What to produce ▸ All entries are to be quoted exactly; the images stay out of the copy.

Information given ▸
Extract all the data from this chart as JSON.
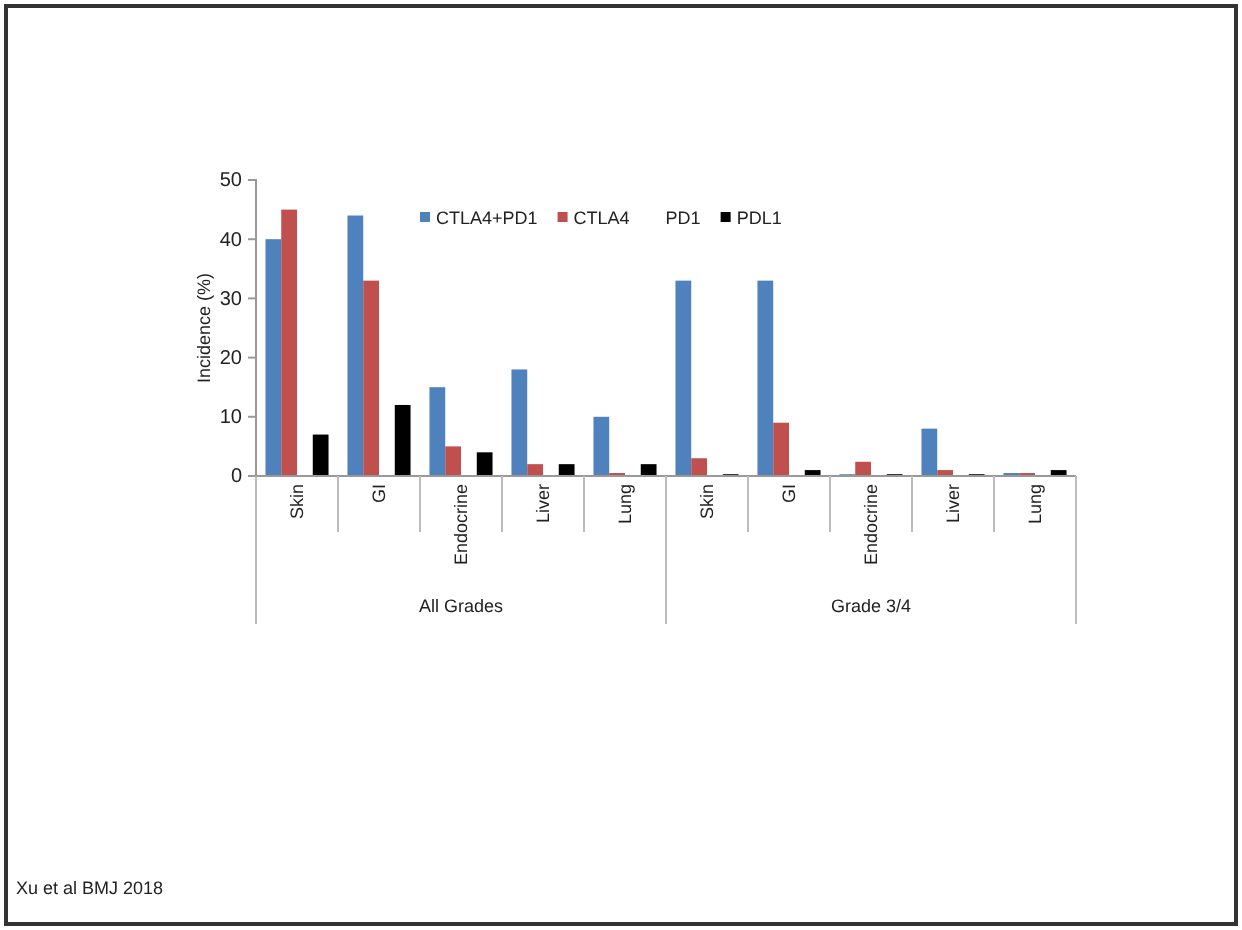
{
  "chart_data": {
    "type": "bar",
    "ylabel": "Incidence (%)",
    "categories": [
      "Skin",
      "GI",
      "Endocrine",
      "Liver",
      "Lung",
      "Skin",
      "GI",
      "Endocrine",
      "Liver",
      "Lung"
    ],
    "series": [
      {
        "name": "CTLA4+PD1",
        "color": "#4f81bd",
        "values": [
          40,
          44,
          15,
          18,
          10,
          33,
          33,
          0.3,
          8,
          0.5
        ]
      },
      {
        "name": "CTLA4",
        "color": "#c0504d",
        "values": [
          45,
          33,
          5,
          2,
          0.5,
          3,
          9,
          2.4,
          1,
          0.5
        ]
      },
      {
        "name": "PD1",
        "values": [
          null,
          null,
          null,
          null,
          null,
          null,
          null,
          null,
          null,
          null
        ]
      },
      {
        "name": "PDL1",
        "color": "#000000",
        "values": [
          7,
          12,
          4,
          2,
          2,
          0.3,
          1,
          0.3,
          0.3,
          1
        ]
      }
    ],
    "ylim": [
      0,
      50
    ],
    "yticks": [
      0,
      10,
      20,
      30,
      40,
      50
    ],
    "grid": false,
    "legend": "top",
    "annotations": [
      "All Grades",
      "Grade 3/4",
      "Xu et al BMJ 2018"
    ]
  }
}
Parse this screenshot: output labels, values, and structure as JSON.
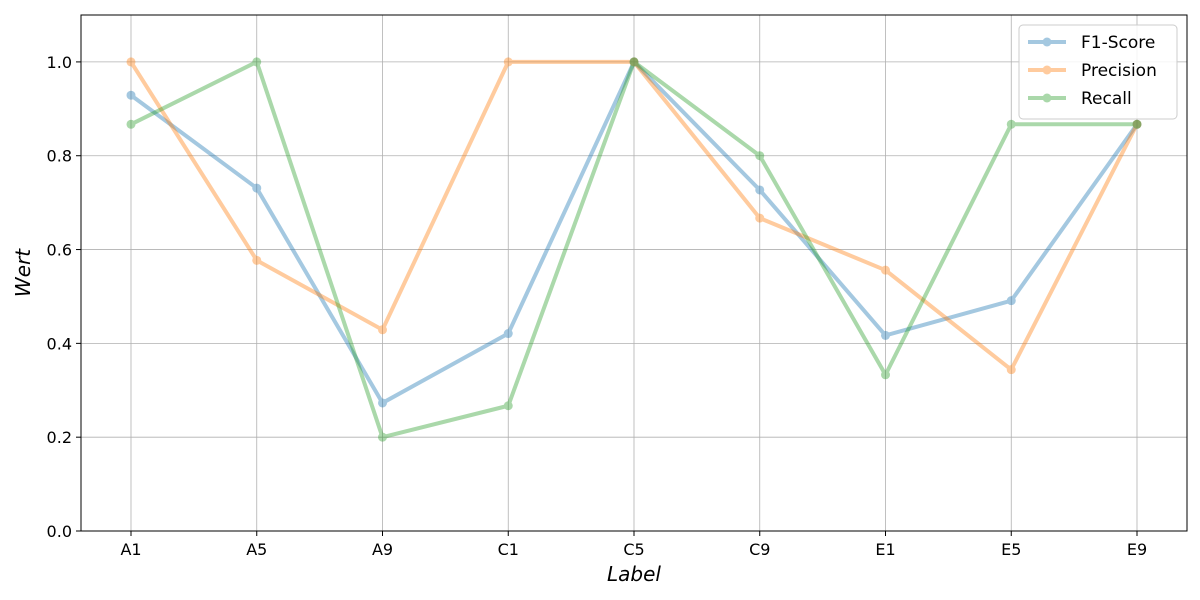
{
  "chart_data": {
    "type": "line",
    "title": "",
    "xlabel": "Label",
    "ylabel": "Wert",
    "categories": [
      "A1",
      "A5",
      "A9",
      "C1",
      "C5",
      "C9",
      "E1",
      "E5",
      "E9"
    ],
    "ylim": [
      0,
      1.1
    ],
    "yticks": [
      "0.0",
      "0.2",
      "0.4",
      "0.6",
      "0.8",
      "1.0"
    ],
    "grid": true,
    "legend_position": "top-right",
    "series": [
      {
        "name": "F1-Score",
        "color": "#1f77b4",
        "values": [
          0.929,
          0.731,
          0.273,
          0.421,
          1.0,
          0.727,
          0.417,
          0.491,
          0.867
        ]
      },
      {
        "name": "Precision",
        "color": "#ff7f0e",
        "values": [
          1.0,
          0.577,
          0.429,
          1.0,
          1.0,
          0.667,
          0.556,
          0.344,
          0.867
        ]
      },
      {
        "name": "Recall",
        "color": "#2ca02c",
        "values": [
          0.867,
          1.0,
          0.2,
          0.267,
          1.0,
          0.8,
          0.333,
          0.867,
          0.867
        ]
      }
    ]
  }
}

Solution ▸
Extract all the data from this chart as JSON.
{
  "chart_data": {
    "type": "bar",
    "ylabel": "Incidence (%)",
    "categories": [
      "Skin",
      "GI",
      "Endocrine",
      "Liver",
      "Lung",
      "Skin",
      "GI",
      "Endocrine",
      "Liver",
      "Lung"
    ],
    "series": [
      {
        "name": "CTLA4+PD1",
        "color": "#4f81bd",
        "values": [
          40,
          44,
          15,
          18,
          10,
          33,
          33,
          0.3,
          8,
          0.5
        ]
      },
      {
        "name": "CTLA4",
        "color": "#c0504d",
        "values": [
          45,
          33,
          5,
          2,
          0.5,
          3,
          9,
          2.4,
          1,
          0.5
        ]
      },
      {
        "name": "PD1",
        "values": [
          null,
          null,
          null,
          null,
          null,
          null,
          null,
          null,
          null,
          null
        ]
      },
      {
        "name": "PDL1",
        "color": "#000000",
        "values": [
          7,
          12,
          4,
          2,
          2,
          0.3,
          1,
          0.3,
          0.3,
          1
        ]
      }
    ],
    "ylim": [
      0,
      50
    ],
    "yticks": [
      0,
      10,
      20,
      30,
      40,
      50
    ],
    "grid": false,
    "legend": "top",
    "annotations": [
      "All Grades",
      "Grade 3/4",
      "Xu et al BMJ 2018"
    ]
  }
}
Parse this screenshot: output labels, values, and structure as JSON.
{
  "chart_data": {
    "type": "line",
    "title": "",
    "xlabel": "Label",
    "ylabel": "Wert",
    "categories": [
      "A1",
      "A5",
      "A9",
      "C1",
      "C5",
      "C9",
      "E1",
      "E5",
      "E9"
    ],
    "ylim": [
      0,
      1.1
    ],
    "yticks": [
      "0.0",
      "0.2",
      "0.4",
      "0.6",
      "0.8",
      "1.0"
    ],
    "grid": true,
    "legend_position": "top-right",
    "series": [
      {
        "name": "F1-Score",
        "color": "#1f77b4",
        "values": [
          0.929,
          0.731,
          0.273,
          0.421,
          1.0,
          0.727,
          0.417,
          0.491,
          0.867
        ]
      },
      {
        "name": "Precision",
        "color": "#ff7f0e",
        "values": [
          1.0,
          0.577,
          0.429,
          1.0,
          1.0,
          0.667,
          0.556,
          0.344,
          0.867
        ]
      },
      {
        "name": "Recall",
        "color": "#2ca02c",
        "values": [
          0.867,
          1.0,
          0.2,
          0.267,
          1.0,
          0.8,
          0.333,
          0.867,
          0.867
        ]
      }
    ]
  }
}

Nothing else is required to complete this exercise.